◆ YOUR GOAL: All entries must be repeated exactly; do not include the pictures.

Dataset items
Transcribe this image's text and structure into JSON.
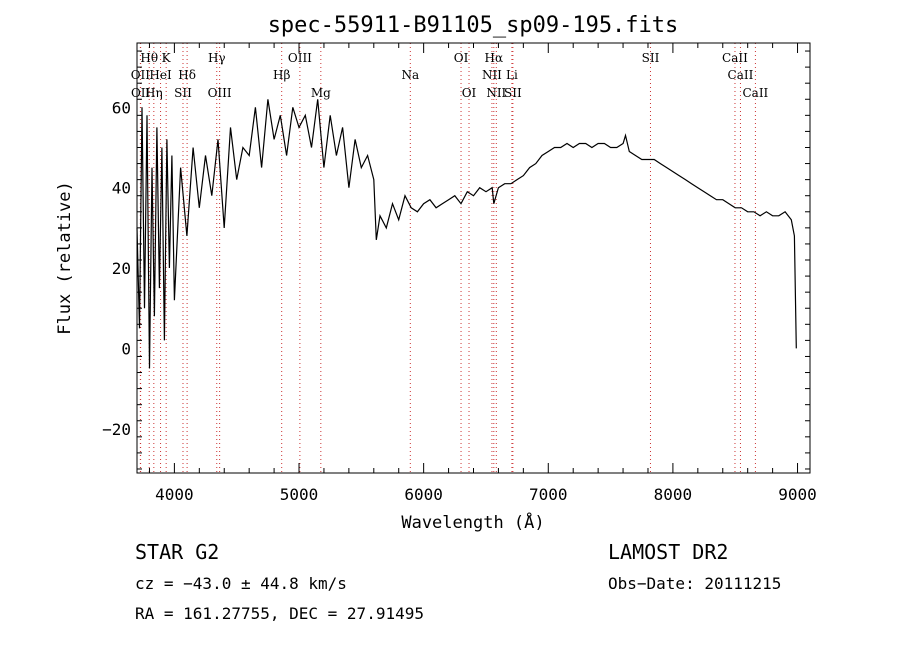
{
  "chart_data": {
    "type": "line",
    "title": "spec-55911-B91105_sp09-195.fits",
    "xlabel": "Wavelength (Å)",
    "ylabel": "Flux (relative)",
    "xlim": [
      3700,
      9100
    ],
    "ylim": [
      -31,
      76
    ],
    "xticks": [
      4000,
      5000,
      6000,
      7000,
      8000,
      9000
    ],
    "yticks": [
      -20,
      0,
      20,
      40,
      60
    ],
    "grid": false,
    "line_color": "#000000",
    "marker_color": "#cc3333",
    "series": [
      {
        "x": [
          3700,
          3720,
          3740,
          3760,
          3780,
          3800,
          3820,
          3840,
          3860,
          3880,
          3900,
          3920,
          3940,
          3960,
          3980,
          4000,
          4050,
          4100,
          4150,
          4200,
          4250,
          4300,
          4350,
          4400,
          4450,
          4500,
          4550,
          4600,
          4650,
          4700,
          4750,
          4800,
          4850,
          4900,
          4950,
          5000,
          5050,
          5100,
          5150,
          5200,
          5250,
          5300,
          5350,
          5400,
          5450,
          5500,
          5550,
          5600,
          5620,
          5650,
          5700,
          5750,
          5800,
          5850,
          5900,
          5950,
          6000,
          6050,
          6100,
          6150,
          6200,
          6250,
          6300,
          6350,
          6400,
          6450,
          6500,
          6550,
          6563,
          6600,
          6650,
          6700,
          6750,
          6800,
          6850,
          6900,
          6950,
          7000,
          7050,
          7100,
          7150,
          7200,
          7250,
          7300,
          7350,
          7400,
          7450,
          7500,
          7550,
          7600,
          7620,
          7650,
          7700,
          7750,
          7800,
          7850,
          7900,
          7950,
          8000,
          8050,
          8100,
          8150,
          8200,
          8250,
          8300,
          8350,
          8400,
          8450,
          8500,
          8550,
          8600,
          8650,
          8700,
          8750,
          8800,
          8850,
          8900,
          8950,
          8975,
          8990
        ],
        "y": [
          30,
          5,
          60,
          10,
          58,
          -5,
          45,
          8,
          55,
          15,
          50,
          2,
          52,
          20,
          48,
          12,
          45,
          28,
          50,
          35,
          48,
          38,
          52,
          30,
          55,
          42,
          50,
          48,
          60,
          45,
          62,
          52,
          58,
          48,
          60,
          55,
          58,
          50,
          62,
          45,
          58,
          48,
          55,
          40,
          52,
          45,
          48,
          42,
          27,
          33,
          30,
          36,
          32,
          38,
          35,
          34,
          36,
          37,
          35,
          36,
          37,
          38,
          36,
          39,
          38,
          40,
          39,
          40,
          36,
          40,
          41,
          41,
          42,
          43,
          45,
          46,
          48,
          49,
          50,
          50,
          51,
          50,
          51,
          51,
          50,
          51,
          51,
          50,
          50,
          51,
          53,
          49,
          48,
          47,
          47,
          47,
          46,
          45,
          44,
          43,
          42,
          41,
          40,
          39,
          38,
          37,
          37,
          36,
          35,
          35,
          34,
          34,
          33,
          34,
          33,
          33,
          34,
          32,
          28,
          0
        ]
      }
    ],
    "lines": [
      {
        "label": "Hθ",
        "x": 3798,
        "row": 0
      },
      {
        "label": "K",
        "x": 3934,
        "row": 0
      },
      {
        "label": "Hγ",
        "x": 4340,
        "row": 0
      },
      {
        "label": "OIII",
        "x": 5007,
        "row": 0
      },
      {
        "label": "OI",
        "x": 6300,
        "row": 0
      },
      {
        "label": "Hα",
        "x": 6563,
        "row": 0
      },
      {
        "label": "SII",
        "x": 7820,
        "row": 0
      },
      {
        "label": "CaII",
        "x": 8498,
        "row": 0
      },
      {
        "label": "OII",
        "x": 3727,
        "row": 1
      },
      {
        "label": "HeI",
        "x": 3889,
        "row": 1
      },
      {
        "label": "Hδ",
        "x": 4102,
        "row": 1
      },
      {
        "label": "Hβ",
        "x": 4861,
        "row": 1
      },
      {
        "label": "Na",
        "x": 5893,
        "row": 1
      },
      {
        "label": "NII",
        "x": 6548,
        "row": 1
      },
      {
        "label": "Li",
        "x": 6708,
        "row": 1
      },
      {
        "label": "CaII",
        "x": 8542,
        "row": 1
      },
      {
        "label": "OII",
        "x": 3729,
        "row": 2
      },
      {
        "label": "Hη",
        "x": 3835,
        "row": 2
      },
      {
        "label": "SII",
        "x": 4069,
        "row": 2
      },
      {
        "label": "OIII",
        "x": 4363,
        "row": 2
      },
      {
        "label": "Mg",
        "x": 5175,
        "row": 2
      },
      {
        "label": "OI",
        "x": 6364,
        "row": 2
      },
      {
        "label": "NII",
        "x": 6583,
        "row": 2
      },
      {
        "label": "SII",
        "x": 6716,
        "row": 2
      },
      {
        "label": "CaII",
        "x": 8662,
        "row": 2
      }
    ]
  },
  "info": {
    "object_class": "STAR    G2",
    "survey": "LAMOST DR2",
    "redshift": "cz = −43.0 ± 44.8 km/s",
    "obs_date": "Obs−Date: 20111215",
    "coords": "RA = 161.27755, DEC =  27.91495"
  }
}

◆ EXERCISE ANSWER:
Transcribe this image's text and structure into JSON.
{
  "chart_data": {
    "type": "line",
    "title": "spec-55911-B91105_sp09-195.fits",
    "xlabel": "Wavelength (Å)",
    "ylabel": "Flux (relative)",
    "xlim": [
      3700,
      9100
    ],
    "ylim": [
      -31,
      76
    ],
    "xticks": [
      4000,
      5000,
      6000,
      7000,
      8000,
      9000
    ],
    "yticks": [
      -20,
      0,
      20,
      40,
      60
    ],
    "grid": false,
    "line_color": "#000000",
    "marker_color": "#cc3333",
    "series": [
      {
        "x": [
          3700,
          3720,
          3740,
          3760,
          3780,
          3800,
          3820,
          3840,
          3860,
          3880,
          3900,
          3920,
          3940,
          3960,
          3980,
          4000,
          4050,
          4100,
          4150,
          4200,
          4250,
          4300,
          4350,
          4400,
          4450,
          4500,
          4550,
          4600,
          4650,
          4700,
          4750,
          4800,
          4850,
          4900,
          4950,
          5000,
          5050,
          5100,
          5150,
          5200,
          5250,
          5300,
          5350,
          5400,
          5450,
          5500,
          5550,
          5600,
          5620,
          5650,
          5700,
          5750,
          5800,
          5850,
          5900,
          5950,
          6000,
          6050,
          6100,
          6150,
          6200,
          6250,
          6300,
          6350,
          6400,
          6450,
          6500,
          6550,
          6563,
          6600,
          6650,
          6700,
          6750,
          6800,
          6850,
          6900,
          6950,
          7000,
          7050,
          7100,
          7150,
          7200,
          7250,
          7300,
          7350,
          7400,
          7450,
          7500,
          7550,
          7600,
          7620,
          7650,
          7700,
          7750,
          7800,
          7850,
          7900,
          7950,
          8000,
          8050,
          8100,
          8150,
          8200,
          8250,
          8300,
          8350,
          8400,
          8450,
          8500,
          8550,
          8600,
          8650,
          8700,
          8750,
          8800,
          8850,
          8900,
          8950,
          8975,
          8990
        ],
        "y": [
          30,
          5,
          60,
          10,
          58,
          -5,
          45,
          8,
          55,
          15,
          50,
          2,
          52,
          20,
          48,
          12,
          45,
          28,
          50,
          35,
          48,
          38,
          52,
          30,
          55,
          42,
          50,
          48,
          60,
          45,
          62,
          52,
          58,
          48,
          60,
          55,
          58,
          50,
          62,
          45,
          58,
          48,
          55,
          40,
          52,
          45,
          48,
          42,
          27,
          33,
          30,
          36,
          32,
          38,
          35,
          34,
          36,
          37,
          35,
          36,
          37,
          38,
          36,
          39,
          38,
          40,
          39,
          40,
          36,
          40,
          41,
          41,
          42,
          43,
          45,
          46,
          48,
          49,
          50,
          50,
          51,
          50,
          51,
          51,
          50,
          51,
          51,
          50,
          50,
          51,
          53,
          49,
          48,
          47,
          47,
          47,
          46,
          45,
          44,
          43,
          42,
          41,
          40,
          39,
          38,
          37,
          37,
          36,
          35,
          35,
          34,
          34,
          33,
          34,
          33,
          33,
          34,
          32,
          28,
          0
        ]
      }
    ],
    "lines": [
      {
        "label": "Hθ",
        "x": 3798,
        "row": 0
      },
      {
        "label": "K",
        "x": 3934,
        "row": 0
      },
      {
        "label": "Hγ",
        "x": 4340,
        "row": 0
      },
      {
        "label": "OIII",
        "x": 5007,
        "row": 0
      },
      {
        "label": "OI",
        "x": 6300,
        "row": 0
      },
      {
        "label": "Hα",
        "x": 6563,
        "row": 0
      },
      {
        "label": "SII",
        "x": 7820,
        "row": 0
      },
      {
        "label": "CaII",
        "x": 8498,
        "row": 0
      },
      {
        "label": "OII",
        "x": 3727,
        "row": 1
      },
      {
        "label": "HeI",
        "x": 3889,
        "row": 1
      },
      {
        "label": "Hδ",
        "x": 4102,
        "row": 1
      },
      {
        "label": "Hβ",
        "x": 4861,
        "row": 1
      },
      {
        "label": "Na",
        "x": 5893,
        "row": 1
      },
      {
        "label": "NII",
        "x": 6548,
        "row": 1
      },
      {
        "label": "Li",
        "x": 6708,
        "row": 1
      },
      {
        "label": "CaII",
        "x": 8542,
        "row": 1
      },
      {
        "label": "OII",
        "x": 3729,
        "row": 2
      },
      {
        "label": "Hη",
        "x": 3835,
        "row": 2
      },
      {
        "label": "SII",
        "x": 4069,
        "row": 2
      },
      {
        "label": "OIII",
        "x": 4363,
        "row": 2
      },
      {
        "label": "Mg",
        "x": 5175,
        "row": 2
      },
      {
        "label": "OI",
        "x": 6364,
        "row": 2
      },
      {
        "label": "NII",
        "x": 6583,
        "row": 2
      },
      {
        "label": "SII",
        "x": 6716,
        "row": 2
      },
      {
        "label": "CaII",
        "x": 8662,
        "row": 2
      }
    ]
  },
  "info": {
    "object_class": "STAR    G2",
    "survey": "LAMOST DR2",
    "redshift": "cz = −43.0 ± 44.8 km/s",
    "obs_date": "Obs−Date: 20111215",
    "coords": "RA = 161.27755, DEC =  27.91495"
  }
}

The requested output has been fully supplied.